Problem requirements:
Write out each line word for word. Drop pictures.

Data shown:
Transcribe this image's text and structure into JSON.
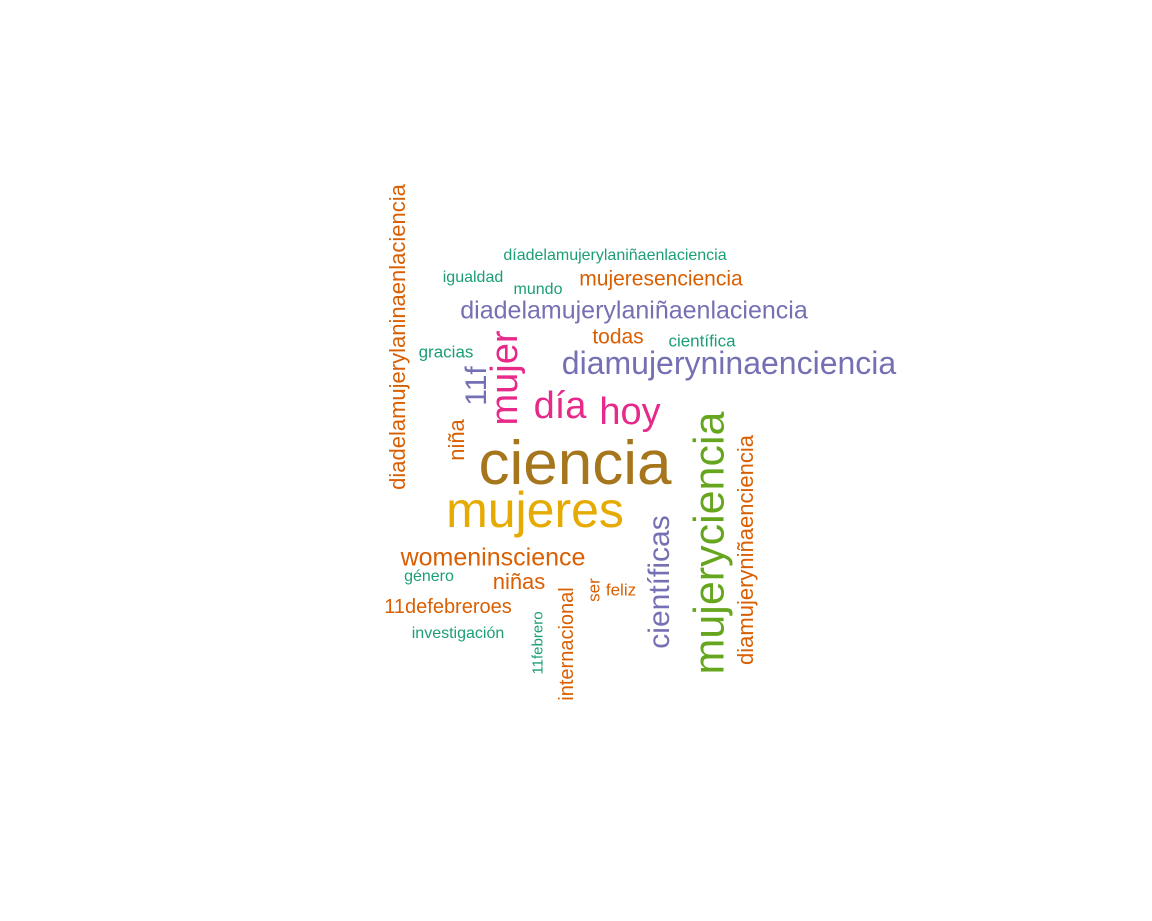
{
  "palette": {
    "teal": "#1b9e77",
    "orange": "#d95f02",
    "purple": "#7570b3",
    "magenta": "#e7298a",
    "green": "#66a61e",
    "mustard": "#e6ab02",
    "brown": "#a6761d"
  },
  "words": [
    {
      "text": "ciencia",
      "color": "#a6761d"
    },
    {
      "text": "mujeres",
      "color": "#e6ab02"
    },
    {
      "text": "mujeryciencia",
      "color": "#66a61e"
    },
    {
      "text": "diamujeryninaenciencia",
      "color": "#7570b3"
    },
    {
      "text": "hoy",
      "color": "#e7298a"
    },
    {
      "text": "día",
      "color": "#e7298a"
    },
    {
      "text": "mujer",
      "color": "#e7298a"
    },
    {
      "text": "científicas",
      "color": "#7570b3"
    },
    {
      "text": "diadelamujerylaniñaenlaciencia",
      "color": "#7570b3"
    },
    {
      "text": "diamujeryniñaenciencia",
      "color": "#d95f02"
    },
    {
      "text": "diadelamujerylaninaenlaciencia",
      "color": "#d95f02"
    },
    {
      "text": "11f",
      "color": "#7570b3"
    },
    {
      "text": "womeninscience",
      "color": "#d95f02"
    },
    {
      "text": "mujeresenciencia",
      "color": "#d95f02"
    },
    {
      "text": "niña",
      "color": "#d95f02"
    },
    {
      "text": "niñas",
      "color": "#d95f02"
    },
    {
      "text": "internacional",
      "color": "#d95f02"
    },
    {
      "text": "11defebreroes",
      "color": "#d95f02"
    },
    {
      "text": "todas",
      "color": "#d95f02"
    },
    {
      "text": "feliz",
      "color": "#d95f02"
    },
    {
      "text": "ser",
      "color": "#d95f02"
    },
    {
      "text": "díadelamujerylaniñaenlaciencia",
      "color": "#1b9e77"
    },
    {
      "text": "igualdad",
      "color": "#1b9e77"
    },
    {
      "text": "mundo",
      "color": "#1b9e77"
    },
    {
      "text": "gracias",
      "color": "#1b9e77"
    },
    {
      "text": "científica",
      "color": "#1b9e77"
    },
    {
      "text": "género",
      "color": "#1b9e77"
    },
    {
      "text": "investigación",
      "color": "#1b9e77"
    },
    {
      "text": "11febrero",
      "color": "#1b9e77"
    }
  ]
}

Completed task:
Transcribe this image's text and structure into JSON.
{
  "palette": {
    "teal": "#1b9e77",
    "orange": "#d95f02",
    "purple": "#7570b3",
    "magenta": "#e7298a",
    "green": "#66a61e",
    "mustard": "#e6ab02",
    "brown": "#a6761d"
  },
  "words": [
    {
      "text": "ciencia",
      "color": "#a6761d"
    },
    {
      "text": "mujeres",
      "color": "#e6ab02"
    },
    {
      "text": "mujeryciencia",
      "color": "#66a61e"
    },
    {
      "text": "diamujeryninaenciencia",
      "color": "#7570b3"
    },
    {
      "text": "hoy",
      "color": "#e7298a"
    },
    {
      "text": "día",
      "color": "#e7298a"
    },
    {
      "text": "mujer",
      "color": "#e7298a"
    },
    {
      "text": "científicas",
      "color": "#7570b3"
    },
    {
      "text": "diadelamujerylaniñaenlaciencia",
      "color": "#7570b3"
    },
    {
      "text": "diamujeryniñaenciencia",
      "color": "#d95f02"
    },
    {
      "text": "diadelamujerylaninaenlaciencia",
      "color": "#d95f02"
    },
    {
      "text": "11f",
      "color": "#7570b3"
    },
    {
      "text": "womeninscience",
      "color": "#d95f02"
    },
    {
      "text": "mujeresenciencia",
      "color": "#d95f02"
    },
    {
      "text": "niña",
      "color": "#d95f02"
    },
    {
      "text": "niñas",
      "color": "#d95f02"
    },
    {
      "text": "internacional",
      "color": "#d95f02"
    },
    {
      "text": "11defebreroes",
      "color": "#d95f02"
    },
    {
      "text": "todas",
      "color": "#d95f02"
    },
    {
      "text": "feliz",
      "color": "#d95f02"
    },
    {
      "text": "ser",
      "color": "#d95f02"
    },
    {
      "text": "díadelamujerylaniñaenlaciencia",
      "color": "#1b9e77"
    },
    {
      "text": "igualdad",
      "color": "#1b9e77"
    },
    {
      "text": "mundo",
      "color": "#1b9e77"
    },
    {
      "text": "gracias",
      "color": "#1b9e77"
    },
    {
      "text": "científica",
      "color": "#1b9e77"
    },
    {
      "text": "género",
      "color": "#1b9e77"
    },
    {
      "text": "investigación",
      "color": "#1b9e77"
    },
    {
      "text": "11febrero",
      "color": "#1b9e77"
    }
  ]
}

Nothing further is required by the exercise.